PROBLEM DESCRIPTION >> Output the entries below exactly as written, omitting pictures.

Data tied to figure images >>
________________
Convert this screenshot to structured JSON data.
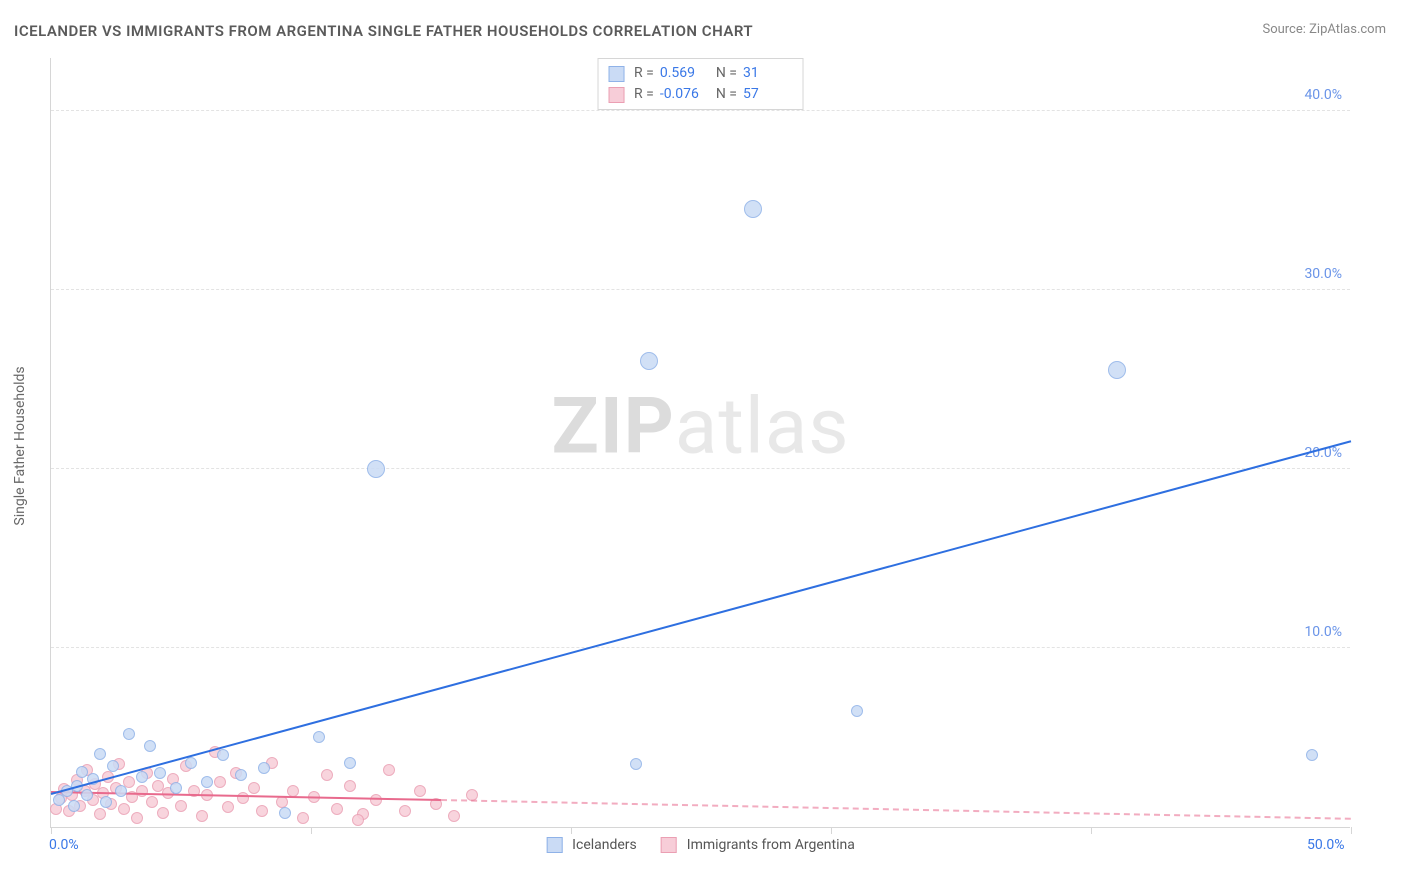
{
  "title": "ICELANDER VS IMMIGRANTS FROM ARGENTINA SINGLE FATHER HOUSEHOLDS CORRELATION CHART",
  "source_prefix": "Source: ",
  "source_name": "ZipAtlas.com",
  "y_axis_title": "Single Father Households",
  "watermark_bold": "ZIP",
  "watermark_rest": "atlas",
  "chart": {
    "type": "scatter",
    "xlim": [
      0,
      50
    ],
    "ylim": [
      0,
      43
    ],
    "x_ticks": [
      0,
      10,
      20,
      30,
      40,
      50
    ],
    "y_ticks": [
      10,
      20,
      30,
      40
    ],
    "x_tick_labels": {
      "0": "0.0%",
      "50": "50.0%"
    },
    "y_tick_label_suffix": "%",
    "tick_color_x0": "#3a78e7",
    "tick_color_x50": "#3a78e7",
    "tick_color_y": "#6a94e8",
    "grid_color": "#e3e3e3",
    "background_color": "#ffffff",
    "marker_radius_small": 6,
    "marker_radius_big": 9,
    "line_width": 2
  },
  "series": [
    {
      "id": "icelanders",
      "label": "Icelanders",
      "fill": "#cadbf5",
      "stroke": "#8fb2e8",
      "line_color": "#2e6fe0",
      "R": "0.569",
      "N": "31",
      "trend": {
        "x1": 0,
        "y1": 1.8,
        "x2": 50,
        "y2": 21.5,
        "dash_from_x": null
      },
      "points": [
        [
          0.3,
          1.5
        ],
        [
          0.6,
          2.0
        ],
        [
          0.9,
          1.2
        ],
        [
          1.0,
          2.3
        ],
        [
          1.2,
          3.1
        ],
        [
          1.4,
          1.8
        ],
        [
          1.6,
          2.7
        ],
        [
          1.9,
          4.1
        ],
        [
          2.1,
          1.4
        ],
        [
          2.4,
          3.4
        ],
        [
          2.7,
          2.0
        ],
        [
          3.0,
          5.2
        ],
        [
          3.5,
          2.8
        ],
        [
          3.8,
          4.5
        ],
        [
          4.2,
          3.0
        ],
        [
          4.8,
          2.2
        ],
        [
          5.4,
          3.6
        ],
        [
          6.0,
          2.5
        ],
        [
          6.6,
          4.0
        ],
        [
          7.3,
          2.9
        ],
        [
          8.2,
          3.3
        ],
        [
          9.0,
          0.8
        ],
        [
          10.3,
          5.0
        ],
        [
          11.5,
          3.6
        ],
        [
          12.5,
          20.0
        ],
        [
          23.0,
          26.0
        ],
        [
          22.5,
          3.5
        ],
        [
          27.0,
          34.5
        ],
        [
          31.0,
          6.5
        ],
        [
          41.0,
          25.5
        ],
        [
          48.5,
          4.0
        ]
      ]
    },
    {
      "id": "argentina",
      "label": "Immigrants from Argentina",
      "fill": "#f7cdd8",
      "stroke": "#eb9fb3",
      "line_color": "#e86a8d",
      "R": "-0.076",
      "N": "57",
      "trend": {
        "x1": 0,
        "y1": 1.9,
        "x2": 50,
        "y2": 0.4,
        "dash_from_x": 15
      },
      "points": [
        [
          0.2,
          1.0
        ],
        [
          0.4,
          1.6
        ],
        [
          0.5,
          2.1
        ],
        [
          0.7,
          0.9
        ],
        [
          0.8,
          1.8
        ],
        [
          1.0,
          2.6
        ],
        [
          1.1,
          1.2
        ],
        [
          1.3,
          2.0
        ],
        [
          1.4,
          3.2
        ],
        [
          1.6,
          1.5
        ],
        [
          1.7,
          2.4
        ],
        [
          1.9,
          0.7
        ],
        [
          2.0,
          1.9
        ],
        [
          2.2,
          2.8
        ],
        [
          2.3,
          1.3
        ],
        [
          2.5,
          2.2
        ],
        [
          2.6,
          3.5
        ],
        [
          2.8,
          1.0
        ],
        [
          3.0,
          2.5
        ],
        [
          3.1,
          1.7
        ],
        [
          3.3,
          0.5
        ],
        [
          3.5,
          2.0
        ],
        [
          3.7,
          3.0
        ],
        [
          3.9,
          1.4
        ],
        [
          4.1,
          2.3
        ],
        [
          4.3,
          0.8
        ],
        [
          4.5,
          1.9
        ],
        [
          4.7,
          2.7
        ],
        [
          5.0,
          1.2
        ],
        [
          5.2,
          3.4
        ],
        [
          5.5,
          2.0
        ],
        [
          5.8,
          0.6
        ],
        [
          6.0,
          1.8
        ],
        [
          6.3,
          4.2
        ],
        [
          6.5,
          2.5
        ],
        [
          6.8,
          1.1
        ],
        [
          7.1,
          3.0
        ],
        [
          7.4,
          1.6
        ],
        [
          7.8,
          2.2
        ],
        [
          8.1,
          0.9
        ],
        [
          8.5,
          3.6
        ],
        [
          8.9,
          1.4
        ],
        [
          9.3,
          2.0
        ],
        [
          9.7,
          0.5
        ],
        [
          10.1,
          1.7
        ],
        [
          10.6,
          2.9
        ],
        [
          11.0,
          1.0
        ],
        [
          11.5,
          2.3
        ],
        [
          12.0,
          0.7
        ],
        [
          12.5,
          1.5
        ],
        [
          13.0,
          3.2
        ],
        [
          13.6,
          0.9
        ],
        [
          14.2,
          2.0
        ],
        [
          14.8,
          1.3
        ],
        [
          15.5,
          0.6
        ],
        [
          16.2,
          1.8
        ],
        [
          11.8,
          0.4
        ]
      ]
    }
  ],
  "legend_labels": {
    "R": "R =",
    "N": "N ="
  }
}
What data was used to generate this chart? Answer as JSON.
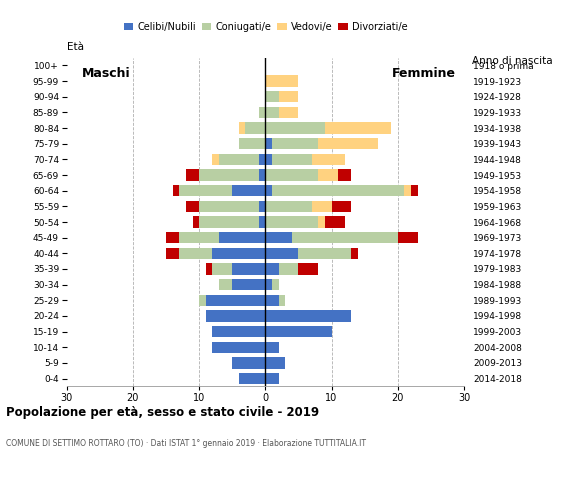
________________
TASK OUTPUT >>
Convert this screenshot to structured JSON data.
{
  "title": "ICELANDER VS IMMIGRANTS FROM ARGENTINA SINGLE FATHER HOUSEHOLDS CORRELATION CHART",
  "source_prefix": "Source: ",
  "source_name": "ZipAtlas.com",
  "y_axis_title": "Single Father Households",
  "watermark_bold": "ZIP",
  "watermark_rest": "atlas",
  "chart": {
    "type": "scatter",
    "xlim": [
      0,
      50
    ],
    "ylim": [
      0,
      43
    ],
    "x_ticks": [
      0,
      10,
      20,
      30,
      40,
      50
    ],
    "y_ticks": [
      10,
      20,
      30,
      40
    ],
    "x_tick_labels": {
      "0": "0.0%",
      "50": "50.0%"
    },
    "y_tick_label_suffix": "%",
    "tick_color_x0": "#3a78e7",
    "tick_color_x50": "#3a78e7",
    "tick_color_y": "#6a94e8",
    "grid_color": "#e3e3e3",
    "background_color": "#ffffff",
    "marker_radius_small": 6,
    "marker_radius_big": 9,
    "line_width": 2
  },
  "series": [
    {
      "id": "icelanders",
      "label": "Icelanders",
      "fill": "#cadbf5",
      "stroke": "#8fb2e8",
      "line_color": "#2e6fe0",
      "R": "0.569",
      "N": "31",
      "trend": {
        "x1": 0,
        "y1": 1.8,
        "x2": 50,
        "y2": 21.5,
        "dash_from_x": null
      },
      "points": [
        [
          0.3,
          1.5
        ],
        [
          0.6,
          2.0
        ],
        [
          0.9,
          1.2
        ],
        [
          1.0,
          2.3
        ],
        [
          1.2,
          3.1
        ],
        [
          1.4,
          1.8
        ],
        [
          1.6,
          2.7
        ],
        [
          1.9,
          4.1
        ],
        [
          2.1,
          1.4
        ],
        [
          2.4,
          3.4
        ],
        [
          2.7,
          2.0
        ],
        [
          3.0,
          5.2
        ],
        [
          3.5,
          2.8
        ],
        [
          3.8,
          4.5
        ],
        [
          4.2,
          3.0
        ],
        [
          4.8,
          2.2
        ],
        [
          5.4,
          3.6
        ],
        [
          6.0,
          2.5
        ],
        [
          6.6,
          4.0
        ],
        [
          7.3,
          2.9
        ],
        [
          8.2,
          3.3
        ],
        [
          9.0,
          0.8
        ],
        [
          10.3,
          5.0
        ],
        [
          11.5,
          3.6
        ],
        [
          12.5,
          20.0
        ],
        [
          23.0,
          26.0
        ],
        [
          22.5,
          3.5
        ],
        [
          27.0,
          34.5
        ],
        [
          31.0,
          6.5
        ],
        [
          41.0,
          25.5
        ],
        [
          48.5,
          4.0
        ]
      ]
    },
    {
      "id": "argentina",
      "label": "Immigrants from Argentina",
      "fill": "#f7cdd8",
      "stroke": "#eb9fb3",
      "line_color": "#e86a8d",
      "R": "-0.076",
      "N": "57",
      "trend": {
        "x1": 0,
        "y1": 1.9,
        "x2": 50,
        "y2": 0.4,
        "dash_from_x": 15
      },
      "points": [
        [
          0.2,
          1.0
        ],
        [
          0.4,
          1.6
        ],
        [
          0.5,
          2.1
        ],
        [
          0.7,
          0.9
        ],
        [
          0.8,
          1.8
        ],
        [
          1.0,
          2.6
        ],
        [
          1.1,
          1.2
        ],
        [
          1.3,
          2.0
        ],
        [
          1.4,
          3.2
        ],
        [
          1.6,
          1.5
        ],
        [
          1.7,
          2.4
        ],
        [
          1.9,
          0.7
        ],
        [
          2.0,
          1.9
        ],
        [
          2.2,
          2.8
        ],
        [
          2.3,
          1.3
        ],
        [
          2.5,
          2.2
        ],
        [
          2.6,
          3.5
        ],
        [
          2.8,
          1.0
        ],
        [
          3.0,
          2.5
        ],
        [
          3.1,
          1.7
        ],
        [
          3.3,
          0.5
        ],
        [
          3.5,
          2.0
        ],
        [
          3.7,
          3.0
        ],
        [
          3.9,
          1.4
        ],
        [
          4.1,
          2.3
        ],
        [
          4.3,
          0.8
        ],
        [
          4.5,
          1.9
        ],
        [
          4.7,
          2.7
        ],
        [
          5.0,
          1.2
        ],
        [
          5.2,
          3.4
        ],
        [
          5.5,
          2.0
        ],
        [
          5.8,
          0.6
        ],
        [
          6.0,
          1.8
        ],
        [
          6.3,
          4.2
        ],
        [
          6.5,
          2.5
        ],
        [
          6.8,
          1.1
        ],
        [
          7.1,
          3.0
        ],
        [
          7.4,
          1.6
        ],
        [
          7.8,
          2.2
        ],
        [
          8.1,
          0.9
        ],
        [
          8.5,
          3.6
        ],
        [
          8.9,
          1.4
        ],
        [
          9.3,
          2.0
        ],
        [
          9.7,
          0.5
        ],
        [
          10.1,
          1.7
        ],
        [
          10.6,
          2.9
        ],
        [
          11.0,
          1.0
        ],
        [
          11.5,
          2.3
        ],
        [
          12.0,
          0.7
        ],
        [
          12.5,
          1.5
        ],
        [
          13.0,
          3.2
        ],
        [
          13.6,
          0.9
        ],
        [
          14.2,
          2.0
        ],
        [
          14.8,
          1.3
        ],
        [
          15.5,
          0.6
        ],
        [
          16.2,
          1.8
        ],
        [
          11.8,
          0.4
        ]
      ]
    }
  ],
  "legend_labels": {
    "R": "R =",
    "N": "N ="
  }
}
What data was used to generate this chart? Answer as JSON.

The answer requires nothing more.